━━ Entries provided
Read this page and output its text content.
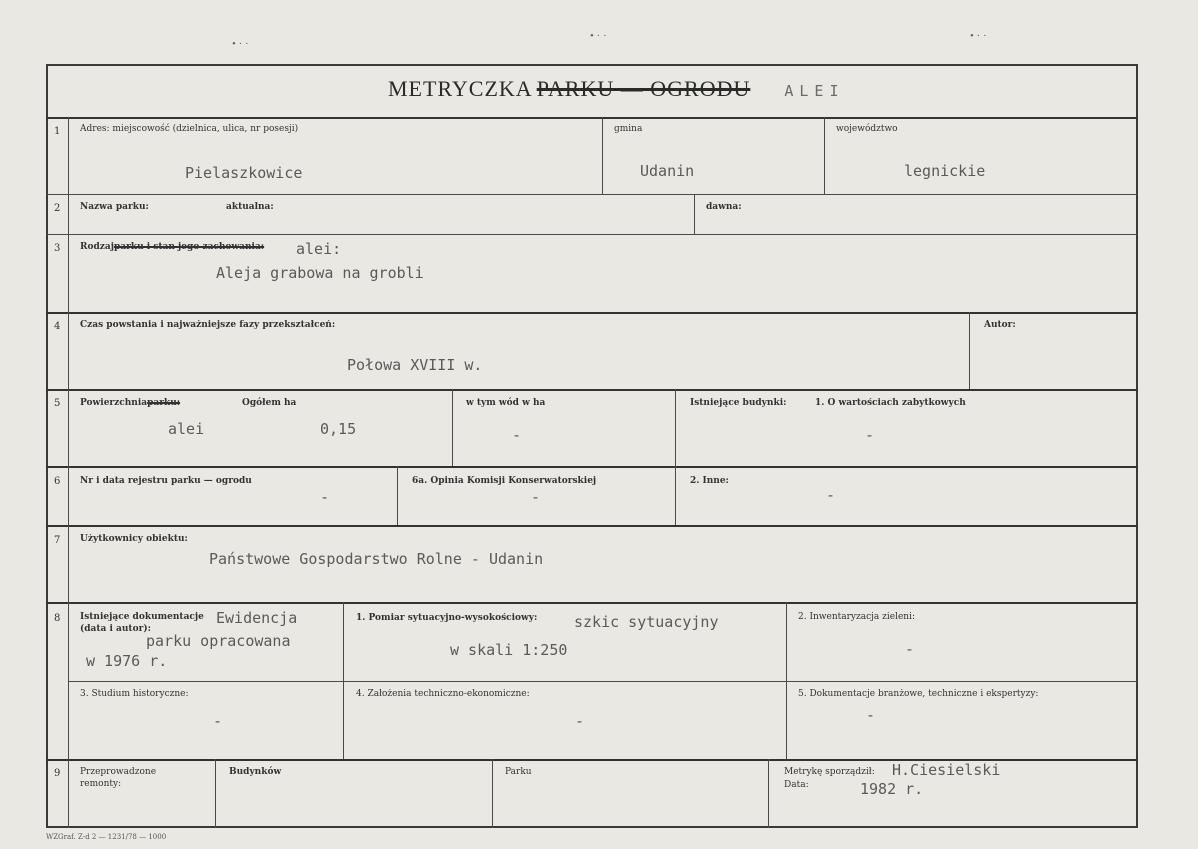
• · ·
• · ·	• · ·
METRYCZKA PARKU — OGRODU ALEI
1 Adres: miejscowość (dzielnica, ulica, nr posesji)
Pielaszkowice
gmina
Udanin
województwo
legnickie
2 Nazwa parku:	aktualna:	dawna:
3 Rodzajparku i stan jego zachowania: alei:
Aleja grabowa na grobli
4 Czas powstania i najważniejsze fazy przekształceń:
Połowa XVIII w.
Autor:
5 Powierzchniaparku:	Ogółem ha
alei	0,15
w tym wód w ha
-
Istniejące budynki:	1. O wartościach zabytkowych
-
6 Nr i data rejestru parku — ogrodu
-
6a. Opinia Komisji Konserwatorskiej
-
2. Inne:
-
7 Użytkownicy obiektu:
Państwowe Gospodarstwo Rolne - Udanin
8 Istniejące dokumentacje
(data i autor):
Ewidencja
parku opracowana
w 1976 r.
1. Pomiar sytuacyjno-wysokościowy: szkic sytuacyjny
w skali 1:250
2. Inwentaryzacja zieleni:
-
3. Studium historyczne:
-
4. Założenia techniczno-ekonomiczne:
-
5. Dokumentacje branżowe, techniczne i ekspertyzy:
-
9 Przeprowadzone
remonty:
Budynków	Parku	Metrykę sporządził: H.Ciesielski
Data:	1982 r.
WZGraf. Z-d 2 — 1231/78 — 1000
━━━━
**Work to be completed**
All preceding records should be duplicated verbatim, images excepted.

**Output below**
Read this page and output its text content.
• · ·
• · ·	• · ·
METRYCZKA PARKU — OGRODU ALEI
1 Adres: miejscowość (dzielnica, ulica, nr posesji)
Pielaszkowice
gmina
Udanin
województwo
legnickie
2 Nazwa parku:	aktualna:	dawna:
3 Rodzajparku i stan jego zachowania: alei:
Aleja grabowa na grobli
4 Czas powstania i najważniejsze fazy przekształceń:
Połowa XVIII w.
Autor:
5 Powierzchniaparku:	Ogółem ha
alei	0,15
w tym wód w ha
-
Istniejące budynki:	1. O wartościach zabytkowych
-
6 Nr i data rejestru parku — ogrodu
-
6a. Opinia Komisji Konserwatorskiej
-
2. Inne:
-
7 Użytkownicy obiektu:
Państwowe Gospodarstwo Rolne - Udanin
8 Istniejące dokumentacje
(data i autor):
Ewidencja
parku opracowana
w 1976 r.
1. Pomiar sytuacyjno-wysokościowy: szkic sytuacyjny
w skali 1:250
2. Inwentaryzacja zieleni:
-
3. Studium historyczne:
-
4. Założenia techniczno-ekonomiczne:
-
5. Dokumentacje branżowe, techniczne i ekspertyzy:
-
9 Przeprowadzone
remonty:
Budynków	Parku	Metrykę sporządził: H.Ciesielski
Data:	1982 r.
WZGraf. Z-d 2 — 1231/78 — 1000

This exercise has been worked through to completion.